▶ **WHAT TO DO**
Copy the records from the start through the line holding "chat-button[interactable] [902,221,936,255]", both ends included, and substitute "profile-picture" for every "avatar". Keep everything else the same.

▶ **MATERIAL FOR THE TASK**

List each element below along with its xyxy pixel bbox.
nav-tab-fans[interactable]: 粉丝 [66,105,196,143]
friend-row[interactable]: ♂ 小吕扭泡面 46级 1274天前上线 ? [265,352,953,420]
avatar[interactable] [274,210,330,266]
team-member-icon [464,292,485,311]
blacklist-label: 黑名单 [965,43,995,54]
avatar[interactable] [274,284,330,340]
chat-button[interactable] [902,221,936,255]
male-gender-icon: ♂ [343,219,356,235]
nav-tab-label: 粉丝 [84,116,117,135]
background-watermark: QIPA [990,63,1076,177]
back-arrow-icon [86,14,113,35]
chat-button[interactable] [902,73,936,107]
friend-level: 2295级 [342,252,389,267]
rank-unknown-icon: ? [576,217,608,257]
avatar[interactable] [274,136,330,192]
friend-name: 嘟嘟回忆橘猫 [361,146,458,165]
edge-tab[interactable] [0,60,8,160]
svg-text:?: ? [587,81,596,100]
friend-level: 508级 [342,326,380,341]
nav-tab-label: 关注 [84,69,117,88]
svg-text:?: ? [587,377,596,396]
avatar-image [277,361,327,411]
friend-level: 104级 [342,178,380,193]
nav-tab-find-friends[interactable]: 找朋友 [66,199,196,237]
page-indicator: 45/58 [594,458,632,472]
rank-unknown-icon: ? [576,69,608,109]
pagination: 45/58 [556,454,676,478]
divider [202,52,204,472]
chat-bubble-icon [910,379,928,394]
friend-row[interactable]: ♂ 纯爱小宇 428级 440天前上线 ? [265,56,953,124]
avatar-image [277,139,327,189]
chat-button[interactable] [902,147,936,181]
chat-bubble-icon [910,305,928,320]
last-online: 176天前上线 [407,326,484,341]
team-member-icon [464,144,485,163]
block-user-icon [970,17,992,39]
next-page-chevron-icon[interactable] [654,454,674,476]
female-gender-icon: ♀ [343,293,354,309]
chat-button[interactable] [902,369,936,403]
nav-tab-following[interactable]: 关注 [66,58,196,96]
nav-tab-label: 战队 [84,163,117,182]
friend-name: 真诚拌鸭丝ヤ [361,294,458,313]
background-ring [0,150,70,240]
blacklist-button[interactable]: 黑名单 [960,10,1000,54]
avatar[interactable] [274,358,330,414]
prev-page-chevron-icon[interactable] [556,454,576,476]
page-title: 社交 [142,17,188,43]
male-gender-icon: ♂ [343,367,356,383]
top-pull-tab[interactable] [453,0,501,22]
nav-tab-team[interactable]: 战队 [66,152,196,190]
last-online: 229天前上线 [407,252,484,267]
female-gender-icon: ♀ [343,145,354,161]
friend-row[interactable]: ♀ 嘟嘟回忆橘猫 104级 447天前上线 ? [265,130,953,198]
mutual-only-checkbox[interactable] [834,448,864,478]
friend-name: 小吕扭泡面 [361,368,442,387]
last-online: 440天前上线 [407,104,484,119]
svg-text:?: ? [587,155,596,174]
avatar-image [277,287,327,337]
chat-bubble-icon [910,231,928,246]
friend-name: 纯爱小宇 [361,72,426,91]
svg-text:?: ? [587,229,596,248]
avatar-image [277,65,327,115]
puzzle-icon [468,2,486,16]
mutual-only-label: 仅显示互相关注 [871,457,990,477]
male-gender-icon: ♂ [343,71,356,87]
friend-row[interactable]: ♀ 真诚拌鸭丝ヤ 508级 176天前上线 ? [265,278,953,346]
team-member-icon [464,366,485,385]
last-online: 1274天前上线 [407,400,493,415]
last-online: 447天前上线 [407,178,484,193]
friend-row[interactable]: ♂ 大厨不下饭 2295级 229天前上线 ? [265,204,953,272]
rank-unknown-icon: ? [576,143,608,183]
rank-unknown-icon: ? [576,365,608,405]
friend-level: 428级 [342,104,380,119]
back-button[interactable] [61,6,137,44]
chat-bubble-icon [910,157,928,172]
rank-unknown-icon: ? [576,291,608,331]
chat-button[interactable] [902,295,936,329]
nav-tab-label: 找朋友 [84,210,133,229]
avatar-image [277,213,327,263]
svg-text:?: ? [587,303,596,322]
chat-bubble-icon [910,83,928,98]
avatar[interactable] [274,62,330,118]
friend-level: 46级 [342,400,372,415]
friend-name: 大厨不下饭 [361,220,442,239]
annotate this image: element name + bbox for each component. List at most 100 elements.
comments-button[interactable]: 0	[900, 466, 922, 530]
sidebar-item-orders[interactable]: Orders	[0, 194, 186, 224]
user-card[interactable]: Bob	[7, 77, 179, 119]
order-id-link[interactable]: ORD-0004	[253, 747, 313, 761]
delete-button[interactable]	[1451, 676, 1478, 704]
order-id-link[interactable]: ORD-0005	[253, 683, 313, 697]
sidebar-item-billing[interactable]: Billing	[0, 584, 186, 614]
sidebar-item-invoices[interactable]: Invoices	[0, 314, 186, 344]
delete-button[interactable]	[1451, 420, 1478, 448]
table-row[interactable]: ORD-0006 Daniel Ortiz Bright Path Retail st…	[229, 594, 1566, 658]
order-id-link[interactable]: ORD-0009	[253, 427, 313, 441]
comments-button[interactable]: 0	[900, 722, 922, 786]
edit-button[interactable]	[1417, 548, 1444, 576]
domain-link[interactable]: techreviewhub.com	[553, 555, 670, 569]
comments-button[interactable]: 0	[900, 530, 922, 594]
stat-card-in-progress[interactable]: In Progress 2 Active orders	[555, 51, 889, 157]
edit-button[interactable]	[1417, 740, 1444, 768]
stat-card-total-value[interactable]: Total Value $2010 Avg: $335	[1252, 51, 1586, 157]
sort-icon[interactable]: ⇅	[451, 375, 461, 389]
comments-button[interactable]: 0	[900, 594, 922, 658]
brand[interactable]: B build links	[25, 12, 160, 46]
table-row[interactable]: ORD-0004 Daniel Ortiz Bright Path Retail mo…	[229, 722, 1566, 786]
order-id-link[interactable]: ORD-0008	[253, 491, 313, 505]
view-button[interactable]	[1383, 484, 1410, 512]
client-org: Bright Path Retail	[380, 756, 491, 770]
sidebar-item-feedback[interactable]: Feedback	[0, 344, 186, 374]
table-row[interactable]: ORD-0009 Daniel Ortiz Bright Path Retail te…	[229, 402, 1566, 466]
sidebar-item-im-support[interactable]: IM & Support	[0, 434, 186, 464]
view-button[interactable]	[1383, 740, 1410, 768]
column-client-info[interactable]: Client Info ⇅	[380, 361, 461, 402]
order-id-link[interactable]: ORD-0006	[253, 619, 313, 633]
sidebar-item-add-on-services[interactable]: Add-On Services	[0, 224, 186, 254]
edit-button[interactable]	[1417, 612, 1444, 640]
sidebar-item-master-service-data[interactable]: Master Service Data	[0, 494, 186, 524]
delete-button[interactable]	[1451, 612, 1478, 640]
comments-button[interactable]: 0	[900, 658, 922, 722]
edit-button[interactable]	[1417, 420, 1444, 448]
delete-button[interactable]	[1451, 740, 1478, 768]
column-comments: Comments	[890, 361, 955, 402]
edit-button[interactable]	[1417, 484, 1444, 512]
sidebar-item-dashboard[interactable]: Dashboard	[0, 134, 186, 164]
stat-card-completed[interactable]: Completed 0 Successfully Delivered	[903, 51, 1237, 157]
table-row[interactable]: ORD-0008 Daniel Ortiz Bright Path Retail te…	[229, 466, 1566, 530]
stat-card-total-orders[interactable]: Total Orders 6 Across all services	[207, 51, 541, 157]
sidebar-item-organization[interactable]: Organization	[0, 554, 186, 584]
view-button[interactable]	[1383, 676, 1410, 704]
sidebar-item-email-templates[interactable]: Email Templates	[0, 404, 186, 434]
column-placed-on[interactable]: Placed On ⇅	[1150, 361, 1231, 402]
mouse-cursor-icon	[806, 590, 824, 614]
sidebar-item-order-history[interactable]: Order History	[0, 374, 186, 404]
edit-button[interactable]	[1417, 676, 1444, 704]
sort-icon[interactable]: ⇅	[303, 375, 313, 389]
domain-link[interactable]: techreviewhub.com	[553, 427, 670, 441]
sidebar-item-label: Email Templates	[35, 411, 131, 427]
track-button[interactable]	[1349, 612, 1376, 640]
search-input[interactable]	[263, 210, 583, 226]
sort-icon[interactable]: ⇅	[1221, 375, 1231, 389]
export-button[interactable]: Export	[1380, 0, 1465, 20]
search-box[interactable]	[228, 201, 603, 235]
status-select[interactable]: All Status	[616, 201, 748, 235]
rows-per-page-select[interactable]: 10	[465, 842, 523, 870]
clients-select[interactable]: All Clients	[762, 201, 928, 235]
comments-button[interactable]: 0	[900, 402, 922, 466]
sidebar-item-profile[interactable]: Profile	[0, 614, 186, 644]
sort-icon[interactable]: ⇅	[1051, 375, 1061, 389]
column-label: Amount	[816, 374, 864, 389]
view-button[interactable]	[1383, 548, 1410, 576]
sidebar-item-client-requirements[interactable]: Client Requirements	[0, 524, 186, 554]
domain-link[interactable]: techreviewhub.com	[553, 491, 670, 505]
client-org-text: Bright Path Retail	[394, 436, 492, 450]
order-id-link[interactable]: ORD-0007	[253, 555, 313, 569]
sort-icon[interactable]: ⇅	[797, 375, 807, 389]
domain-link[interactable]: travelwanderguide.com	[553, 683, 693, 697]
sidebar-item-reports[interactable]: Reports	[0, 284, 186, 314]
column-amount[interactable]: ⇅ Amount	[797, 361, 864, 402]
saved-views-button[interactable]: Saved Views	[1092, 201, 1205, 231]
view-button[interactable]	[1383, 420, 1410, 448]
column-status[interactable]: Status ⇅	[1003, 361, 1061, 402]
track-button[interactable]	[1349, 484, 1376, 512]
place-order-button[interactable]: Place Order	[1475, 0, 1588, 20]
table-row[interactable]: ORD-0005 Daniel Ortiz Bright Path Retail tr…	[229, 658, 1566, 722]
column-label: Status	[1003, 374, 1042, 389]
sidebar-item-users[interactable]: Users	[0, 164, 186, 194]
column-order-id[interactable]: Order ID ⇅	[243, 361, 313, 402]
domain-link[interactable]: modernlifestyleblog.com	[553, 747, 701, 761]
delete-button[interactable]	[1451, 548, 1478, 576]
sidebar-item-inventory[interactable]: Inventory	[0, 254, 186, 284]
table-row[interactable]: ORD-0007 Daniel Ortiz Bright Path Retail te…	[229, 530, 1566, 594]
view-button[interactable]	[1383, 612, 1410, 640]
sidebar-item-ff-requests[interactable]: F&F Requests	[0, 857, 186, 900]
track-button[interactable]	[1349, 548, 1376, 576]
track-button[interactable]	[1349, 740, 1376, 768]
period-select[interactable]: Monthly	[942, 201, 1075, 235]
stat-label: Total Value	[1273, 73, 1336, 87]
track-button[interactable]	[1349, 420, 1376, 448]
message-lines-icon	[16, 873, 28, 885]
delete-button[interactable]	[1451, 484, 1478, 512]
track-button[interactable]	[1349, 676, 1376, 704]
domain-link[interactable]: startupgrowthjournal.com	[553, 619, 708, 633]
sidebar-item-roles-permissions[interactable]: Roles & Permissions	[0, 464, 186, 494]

▶ **THE REPLY**
List each element below along with its xyxy pixel bbox.
nav-tab-fans[interactable]: 粉丝 [66,105,196,143]
friend-row[interactable]: ♂ 小吕扭泡面 46级 1274天前上线 ? [265,352,953,420]
profile-picture[interactable] [274,210,330,266]
team-member-icon [464,292,485,311]
blacklist-label: 黑名单 [965,43,995,54]
profile-picture[interactable] [274,284,330,340]
chat-button[interactable] [902,221,936,255]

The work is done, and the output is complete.